▶ [Exercise description]
Wherever "emoji" appears in a line, copy that line.

--- Begin Entries supplied ---

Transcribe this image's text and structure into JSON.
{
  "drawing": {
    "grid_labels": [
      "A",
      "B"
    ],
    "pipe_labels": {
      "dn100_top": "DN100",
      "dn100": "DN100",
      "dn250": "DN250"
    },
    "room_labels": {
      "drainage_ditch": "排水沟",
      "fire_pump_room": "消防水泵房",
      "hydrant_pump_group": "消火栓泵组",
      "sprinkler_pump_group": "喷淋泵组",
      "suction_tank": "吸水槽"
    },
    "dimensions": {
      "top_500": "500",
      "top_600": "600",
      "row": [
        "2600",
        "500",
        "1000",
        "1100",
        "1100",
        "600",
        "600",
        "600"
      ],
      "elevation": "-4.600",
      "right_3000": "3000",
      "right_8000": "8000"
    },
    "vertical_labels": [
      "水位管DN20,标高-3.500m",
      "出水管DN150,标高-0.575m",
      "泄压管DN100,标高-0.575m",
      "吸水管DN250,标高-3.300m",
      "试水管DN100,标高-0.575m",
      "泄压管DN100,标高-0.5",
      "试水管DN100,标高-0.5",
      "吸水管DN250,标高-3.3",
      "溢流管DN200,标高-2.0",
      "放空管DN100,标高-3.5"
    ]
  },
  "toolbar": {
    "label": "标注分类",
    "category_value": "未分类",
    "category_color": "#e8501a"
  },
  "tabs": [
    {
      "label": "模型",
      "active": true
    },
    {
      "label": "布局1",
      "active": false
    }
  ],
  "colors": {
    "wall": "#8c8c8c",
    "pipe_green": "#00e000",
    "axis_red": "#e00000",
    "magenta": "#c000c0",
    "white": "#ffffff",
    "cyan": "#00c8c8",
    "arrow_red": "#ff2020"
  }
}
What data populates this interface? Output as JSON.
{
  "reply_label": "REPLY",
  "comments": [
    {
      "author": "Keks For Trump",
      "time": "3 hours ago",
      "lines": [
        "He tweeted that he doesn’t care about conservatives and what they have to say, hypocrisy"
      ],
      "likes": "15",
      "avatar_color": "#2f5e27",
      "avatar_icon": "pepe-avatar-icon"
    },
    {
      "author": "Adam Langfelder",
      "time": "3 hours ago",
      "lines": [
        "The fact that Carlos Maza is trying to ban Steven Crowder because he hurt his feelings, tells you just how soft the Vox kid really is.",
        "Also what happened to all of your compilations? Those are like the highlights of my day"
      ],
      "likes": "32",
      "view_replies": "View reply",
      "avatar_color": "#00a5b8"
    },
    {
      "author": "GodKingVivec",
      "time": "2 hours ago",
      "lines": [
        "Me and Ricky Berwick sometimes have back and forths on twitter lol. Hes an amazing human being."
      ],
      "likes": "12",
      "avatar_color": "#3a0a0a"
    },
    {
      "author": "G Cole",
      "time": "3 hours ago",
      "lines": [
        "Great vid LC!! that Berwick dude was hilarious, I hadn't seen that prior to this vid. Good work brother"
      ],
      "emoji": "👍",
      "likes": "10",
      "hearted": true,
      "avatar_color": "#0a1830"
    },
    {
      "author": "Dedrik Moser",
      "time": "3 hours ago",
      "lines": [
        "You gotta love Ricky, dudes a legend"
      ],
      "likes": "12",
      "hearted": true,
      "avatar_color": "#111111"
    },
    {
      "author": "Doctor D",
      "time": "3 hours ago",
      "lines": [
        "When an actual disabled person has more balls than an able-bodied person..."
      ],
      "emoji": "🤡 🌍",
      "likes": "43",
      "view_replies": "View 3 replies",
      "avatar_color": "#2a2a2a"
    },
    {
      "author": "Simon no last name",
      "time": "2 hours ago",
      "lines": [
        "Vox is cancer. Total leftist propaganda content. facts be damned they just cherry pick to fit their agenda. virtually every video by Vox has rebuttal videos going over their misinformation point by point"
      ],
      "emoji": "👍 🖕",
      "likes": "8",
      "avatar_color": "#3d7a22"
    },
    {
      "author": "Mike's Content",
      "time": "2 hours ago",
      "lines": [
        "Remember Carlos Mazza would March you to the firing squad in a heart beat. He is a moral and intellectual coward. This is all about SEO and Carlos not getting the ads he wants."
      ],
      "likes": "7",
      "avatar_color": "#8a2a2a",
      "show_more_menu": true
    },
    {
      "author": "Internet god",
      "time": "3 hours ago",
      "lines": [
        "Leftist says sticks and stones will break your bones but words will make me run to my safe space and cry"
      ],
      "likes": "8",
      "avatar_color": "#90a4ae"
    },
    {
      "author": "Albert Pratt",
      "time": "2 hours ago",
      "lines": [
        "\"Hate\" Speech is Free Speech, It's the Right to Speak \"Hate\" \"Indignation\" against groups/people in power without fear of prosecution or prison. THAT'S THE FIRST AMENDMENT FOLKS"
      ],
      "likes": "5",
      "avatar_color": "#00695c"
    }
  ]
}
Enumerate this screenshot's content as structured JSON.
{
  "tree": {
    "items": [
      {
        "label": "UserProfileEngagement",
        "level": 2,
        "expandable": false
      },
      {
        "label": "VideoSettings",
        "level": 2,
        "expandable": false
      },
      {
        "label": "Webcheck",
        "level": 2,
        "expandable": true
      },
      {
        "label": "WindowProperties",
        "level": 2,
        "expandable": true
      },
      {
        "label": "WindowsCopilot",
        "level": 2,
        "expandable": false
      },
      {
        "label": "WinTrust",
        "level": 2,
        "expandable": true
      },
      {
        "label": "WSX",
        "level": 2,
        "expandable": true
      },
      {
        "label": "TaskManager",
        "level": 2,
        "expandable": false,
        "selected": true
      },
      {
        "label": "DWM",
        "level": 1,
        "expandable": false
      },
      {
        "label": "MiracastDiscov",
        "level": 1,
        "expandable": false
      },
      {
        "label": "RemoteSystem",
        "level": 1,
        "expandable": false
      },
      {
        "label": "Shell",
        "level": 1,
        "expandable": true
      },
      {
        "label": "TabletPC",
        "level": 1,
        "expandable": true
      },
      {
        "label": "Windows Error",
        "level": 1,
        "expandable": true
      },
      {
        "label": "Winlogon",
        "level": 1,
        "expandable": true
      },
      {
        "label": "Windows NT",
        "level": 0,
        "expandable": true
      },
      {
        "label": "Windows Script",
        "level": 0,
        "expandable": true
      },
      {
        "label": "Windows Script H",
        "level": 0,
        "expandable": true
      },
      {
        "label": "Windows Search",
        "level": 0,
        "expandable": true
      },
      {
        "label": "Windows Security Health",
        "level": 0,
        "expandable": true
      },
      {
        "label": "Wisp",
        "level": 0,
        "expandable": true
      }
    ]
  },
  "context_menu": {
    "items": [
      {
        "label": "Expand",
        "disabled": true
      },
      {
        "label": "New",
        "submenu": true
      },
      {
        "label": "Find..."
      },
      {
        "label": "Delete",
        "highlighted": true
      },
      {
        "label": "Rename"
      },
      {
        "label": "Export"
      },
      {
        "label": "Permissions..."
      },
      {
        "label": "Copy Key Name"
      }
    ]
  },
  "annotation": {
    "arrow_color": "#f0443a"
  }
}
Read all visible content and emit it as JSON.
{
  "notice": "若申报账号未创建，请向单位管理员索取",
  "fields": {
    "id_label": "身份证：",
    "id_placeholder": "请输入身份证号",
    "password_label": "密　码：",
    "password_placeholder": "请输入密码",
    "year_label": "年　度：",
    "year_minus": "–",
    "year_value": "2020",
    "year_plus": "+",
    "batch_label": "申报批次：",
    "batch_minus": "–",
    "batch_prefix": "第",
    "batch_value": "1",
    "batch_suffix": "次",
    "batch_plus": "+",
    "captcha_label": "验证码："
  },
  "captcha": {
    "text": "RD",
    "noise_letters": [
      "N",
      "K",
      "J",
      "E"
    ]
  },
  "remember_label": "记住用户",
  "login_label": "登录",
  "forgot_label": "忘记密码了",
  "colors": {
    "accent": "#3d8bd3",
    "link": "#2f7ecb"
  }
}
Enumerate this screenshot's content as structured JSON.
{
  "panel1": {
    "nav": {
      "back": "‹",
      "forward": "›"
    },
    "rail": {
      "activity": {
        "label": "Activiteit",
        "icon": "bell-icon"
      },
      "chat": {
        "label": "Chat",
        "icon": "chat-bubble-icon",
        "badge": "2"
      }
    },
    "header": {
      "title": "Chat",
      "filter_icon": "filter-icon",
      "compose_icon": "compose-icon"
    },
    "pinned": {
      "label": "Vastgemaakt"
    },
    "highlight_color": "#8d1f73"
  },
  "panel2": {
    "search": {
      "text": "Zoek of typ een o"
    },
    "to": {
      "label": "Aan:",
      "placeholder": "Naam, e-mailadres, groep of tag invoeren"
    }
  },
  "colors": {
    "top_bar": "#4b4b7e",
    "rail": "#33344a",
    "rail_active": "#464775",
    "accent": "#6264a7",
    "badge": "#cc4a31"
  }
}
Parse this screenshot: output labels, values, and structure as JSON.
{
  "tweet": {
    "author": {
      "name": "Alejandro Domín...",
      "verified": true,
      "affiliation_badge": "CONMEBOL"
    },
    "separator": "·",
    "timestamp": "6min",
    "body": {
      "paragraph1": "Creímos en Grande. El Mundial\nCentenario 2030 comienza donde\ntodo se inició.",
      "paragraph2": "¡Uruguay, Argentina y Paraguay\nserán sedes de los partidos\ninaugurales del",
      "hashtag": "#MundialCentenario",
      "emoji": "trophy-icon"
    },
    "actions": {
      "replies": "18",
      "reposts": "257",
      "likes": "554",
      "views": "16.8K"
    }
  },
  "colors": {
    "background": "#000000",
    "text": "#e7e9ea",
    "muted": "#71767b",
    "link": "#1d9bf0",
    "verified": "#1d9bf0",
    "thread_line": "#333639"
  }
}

--- End Entries supplied ---

▶ [Solution to the exercise]
      "emoji": "👍",
      "emoji": "🤡 🌍",
      "emoji": "👍 🖕",
      "emoji": "trophy-icon"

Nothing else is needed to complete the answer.